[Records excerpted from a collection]

──────────────────────────────

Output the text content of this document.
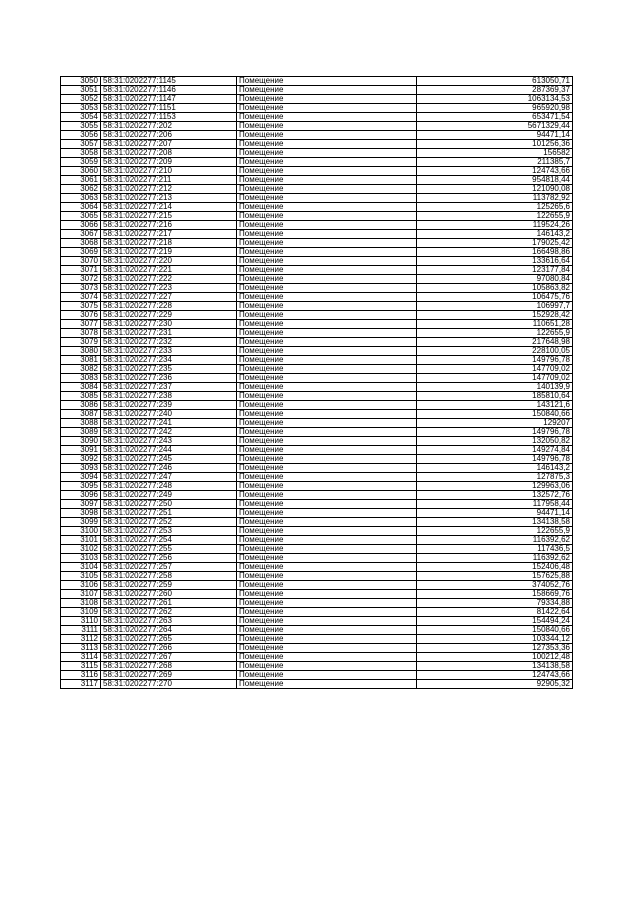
3050	58:31:0202277:1145	Помещение	613050,71
3051	58:31:0202277:1146	Помещение	287369,37
3052	58:31:0202277:1147	Помещение	1063134,53
3053	58:31:0202277:1151	Помещение	965920,98
3054	58:31:0202277:1153	Помещение	653471,54
3055	58:31:0202277:202	Помещение	5671329,44
3056	58:31:0202277:206	Помещение	94471,14
3057	58:31:0202277:207	Помещение	101256,36
3058	58:31:0202277:208	Помещение	156582
3059	58:31:0202277:209	Помещение	211385,7
3060	58:31:0202277:210	Помещение	124743,66
3061	58:31:0202277:211	Помещение	954818,44
3062	58:31:0202277:212	Помещение	121090,08
3063	58:31:0202277:213	Помещение	113782,92
3064	58:31:0202277:214	Помещение	125265,6
3065	58:31:0202277:215	Помещение	122655,9
3066	58:31:0202277:216	Помещение	119524,26
3067	58:31:0202277:217	Помещение	146143,2
3068	58:31:0202277:218	Помещение	179025,42
3069	58:31:0202277:219	Помещение	166498,86
3070	58:31:0202277:220	Помещение	133616,64
3071	58:31:0202277:221	Помещение	123177,84
3072	58:31:0202277:222	Помещение	97080,84
3073	58:31:0202277:223	Помещение	105863,82
3074	58:31:0202277:227	Помещение	106475,76
3075	58:31:0202277:228	Помещение	106997,7
3076	58:31:0202277:229	Помещение	152928,42
3077	58:31:0202277:230	Помещение	110651,28
3078	58:31:0202277:231	Помещение	122655,9
3079	58:31:0202277:232	Помещение	217648,98
3080	58:31:0202277:233	Помещение	228100,05
3081	58:31:0202277:234	Помещение	149796,78
3082	58:31:0202277:235	Помещение	147709,02
3083	58:31:0202277:236	Помещение	147709,02
3084	58:31:0202277:237	Помещение	140139,9
3085	58:31:0202277:238	Помещение	185810,64
3086	58:31:0202277:239	Помещение	143121,6
3087	58:31:0202277:240	Помещение	150840,66
3088	58:31:0202277:241	Помещение	129207
3089	58:31:0202277:242	Помещение	149796,78
3090	58:31:0202277:243	Помещение	132050,82
3091	58:31:0202277:244	Помещение	149274,84
3092	58:31:0202277:245	Помещение	149796,78
3093	58:31:0202277:246	Помещение	146143,2
3094	58:31:0202277:247	Помещение	127875,3
3095	58:31:0202277:248	Помещение	129963,06
3096	58:31:0202277:249	Помещение	132572,76
3097	58:31:0202277:250	Помещение	117958,44
3098	58:31:0202277:251	Помещение	94471,14
3099	58:31:0202277:252	Помещение	134138,58
3100	58:31:0202277:253	Помещение	122655,9
3101	58:31:0202277:254	Помещение	116392,62
3102	58:31:0202277:255	Помещение	117436,5
3103	58:31:0202277:256	Помещение	116392,62
3104	58:31:0202277:257	Помещение	152406,48
3105	58:31:0202277:258	Помещение	157625,88
3106	58:31:0202277:259	Помещение	374052,76
3107	58:31:0202277:260	Помещение	158669,76
3108	58:31:0202277:261	Помещение	79334,88
3109	58:31:0202277:262	Помещение	81422,64
3110	58:31:0202277:263	Помещение	154494,24
3111	58:31:0202277:264	Помещение	150840,66
3112	58:31:0202277:265	Помещение	103344,12
3113	58:31:0202277:266	Помещение	127353,36
3114	58:31:0202277:267	Помещение	100212,48
3115	58:31:0202277:268	Помещение	134138,58
3116	58:31:0202277:269	Помещение	124743,66
3117	58:31:0202277:270	Помещение	92905,32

──────────────────────────────

### To be done
Produce an exact copy of each line of data, skipping embedded images.

### Exercise response
Output the text content of this document.
3050	58:31:0202277:1145	Помещение	613050,71
3051	58:31:0202277:1146	Помещение	287369,37
3052	58:31:0202277:1147	Помещение	1063134,53
3053	58:31:0202277:1151	Помещение	965920,98
3054	58:31:0202277:1153	Помещение	653471,54
3055	58:31:0202277:202	Помещение	5671329,44
3056	58:31:0202277:206	Помещение	94471,14
3057	58:31:0202277:207	Помещение	101256,36
3058	58:31:0202277:208	Помещение	156582
3059	58:31:0202277:209	Помещение	211385,7
3060	58:31:0202277:210	Помещение	124743,66
3061	58:31:0202277:211	Помещение	954818,44
3062	58:31:0202277:212	Помещение	121090,08
3063	58:31:0202277:213	Помещение	113782,92
3064	58:31:0202277:214	Помещение	125265,6
3065	58:31:0202277:215	Помещение	122655,9
3066	58:31:0202277:216	Помещение	119524,26
3067	58:31:0202277:217	Помещение	146143,2
3068	58:31:0202277:218	Помещение	179025,42
3069	58:31:0202277:219	Помещение	166498,86
3070	58:31:0202277:220	Помещение	133616,64
3071	58:31:0202277:221	Помещение	123177,84
3072	58:31:0202277:222	Помещение	97080,84
3073	58:31:0202277:223	Помещение	105863,82
3074	58:31:0202277:227	Помещение	106475,76
3075	58:31:0202277:228	Помещение	106997,7
3076	58:31:0202277:229	Помещение	152928,42
3077	58:31:0202277:230	Помещение	110651,28
3078	58:31:0202277:231	Помещение	122655,9
3079	58:31:0202277:232	Помещение	217648,98
3080	58:31:0202277:233	Помещение	228100,05
3081	58:31:0202277:234	Помещение	149796,78
3082	58:31:0202277:235	Помещение	147709,02
3083	58:31:0202277:236	Помещение	147709,02
3084	58:31:0202277:237	Помещение	140139,9
3085	58:31:0202277:238	Помещение	185810,64
3086	58:31:0202277:239	Помещение	143121,6
3087	58:31:0202277:240	Помещение	150840,66
3088	58:31:0202277:241	Помещение	129207
3089	58:31:0202277:242	Помещение	149796,78
3090	58:31:0202277:243	Помещение	132050,82
3091	58:31:0202277:244	Помещение	149274,84
3092	58:31:0202277:245	Помещение	149796,78
3093	58:31:0202277:246	Помещение	146143,2
3094	58:31:0202277:247	Помещение	127875,3
3095	58:31:0202277:248	Помещение	129963,06
3096	58:31:0202277:249	Помещение	132572,76
3097	58:31:0202277:250	Помещение	117958,44
3098	58:31:0202277:251	Помещение	94471,14
3099	58:31:0202277:252	Помещение	134138,58
3100	58:31:0202277:253	Помещение	122655,9
3101	58:31:0202277:254	Помещение	116392,62
3102	58:31:0202277:255	Помещение	117436,5
3103	58:31:0202277:256	Помещение	116392,62
3104	58:31:0202277:257	Помещение	152406,48
3105	58:31:0202277:258	Помещение	157625,88
3106	58:31:0202277:259	Помещение	374052,76
3107	58:31:0202277:260	Помещение	158669,76
3108	58:31:0202277:261	Помещение	79334,88
3109	58:31:0202277:262	Помещение	81422,64
3110	58:31:0202277:263	Помещение	154494,24
3111	58:31:0202277:264	Помещение	150840,66
3112	58:31:0202277:265	Помещение	103344,12
3113	58:31:0202277:266	Помещение	127353,36
3114	58:31:0202277:267	Помещение	100212,48
3115	58:31:0202277:268	Помещение	134138,58
3116	58:31:0202277:269	Помещение	124743,66
3117	58:31:0202277:270	Помещение	92905,32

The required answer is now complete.